_Brief_
Print all entries word for word.
──────── Information given ────────
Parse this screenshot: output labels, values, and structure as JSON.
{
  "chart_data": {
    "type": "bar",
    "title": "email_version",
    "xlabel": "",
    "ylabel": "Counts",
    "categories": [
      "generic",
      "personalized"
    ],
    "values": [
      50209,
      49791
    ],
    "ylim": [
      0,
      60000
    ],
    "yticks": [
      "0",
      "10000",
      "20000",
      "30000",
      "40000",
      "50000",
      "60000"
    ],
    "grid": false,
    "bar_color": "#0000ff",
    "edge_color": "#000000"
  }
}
────────
_Answer for the task_
Parse this screenshot: output labels, values, and structure as JSON.
{
  "chart_data": {
    "type": "bar",
    "title": "email_version",
    "xlabel": "",
    "ylabel": "Counts",
    "categories": [
      "generic",
      "personalized"
    ],
    "values": [
      50209,
      49791
    ],
    "ylim": [
      0,
      60000
    ],
    "yticks": [
      "0",
      "10000",
      "20000",
      "30000",
      "40000",
      "50000",
      "60000"
    ],
    "grid": false,
    "bar_color": "#0000ff",
    "edge_color": "#000000"
  }
}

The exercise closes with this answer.